▸ **The request**
Quote every line of the data below as it stands, omitting pictures.

• • • • • • •

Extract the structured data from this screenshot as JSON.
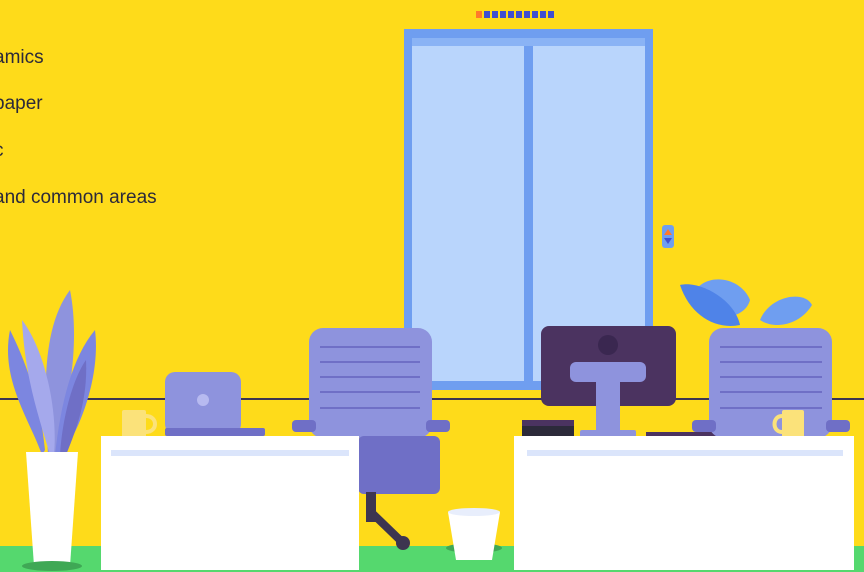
{
  "text_lines": [
    "amics",
    "paper",
    "c",
    "and common areas"
  ],
  "progress_dots": {
    "total": 10,
    "active_index": 0
  },
  "colors": {
    "background": "#fedb1a",
    "floor": "#55d86e",
    "door_frame": "#6f9ef0",
    "door_glass": "#b9d5fc",
    "chair": "#8e93dd",
    "chair_dark": "#6f6fc6",
    "monitor": "#4b3360",
    "desk": "#ffffff",
    "mug": "#fbe27a",
    "plant_leaf": "#7c86e0",
    "active_dot": "#ff7a2a",
    "dot": "#3f4fd0"
  },
  "icons": [
    "elevator-up-down-icon",
    "monitor-logo-icon"
  ]
}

• • • • • • •

▸ **The solution**
Extract the structured data from this screenshot as JSON.
{
  "text_lines": [
    "amics",
    "paper",
    "c",
    "and common areas"
  ],
  "progress_dots": {
    "total": 10,
    "active_index": 0
  },
  "colors": {
    "background": "#fedb1a",
    "floor": "#55d86e",
    "door_frame": "#6f9ef0",
    "door_glass": "#b9d5fc",
    "chair": "#8e93dd",
    "chair_dark": "#6f6fc6",
    "monitor": "#4b3360",
    "desk": "#ffffff",
    "mug": "#fbe27a",
    "plant_leaf": "#7c86e0",
    "active_dot": "#ff7a2a",
    "dot": "#3f4fd0"
  },
  "icons": [
    "elevator-up-down-icon",
    "monitor-logo-icon"
  ]
}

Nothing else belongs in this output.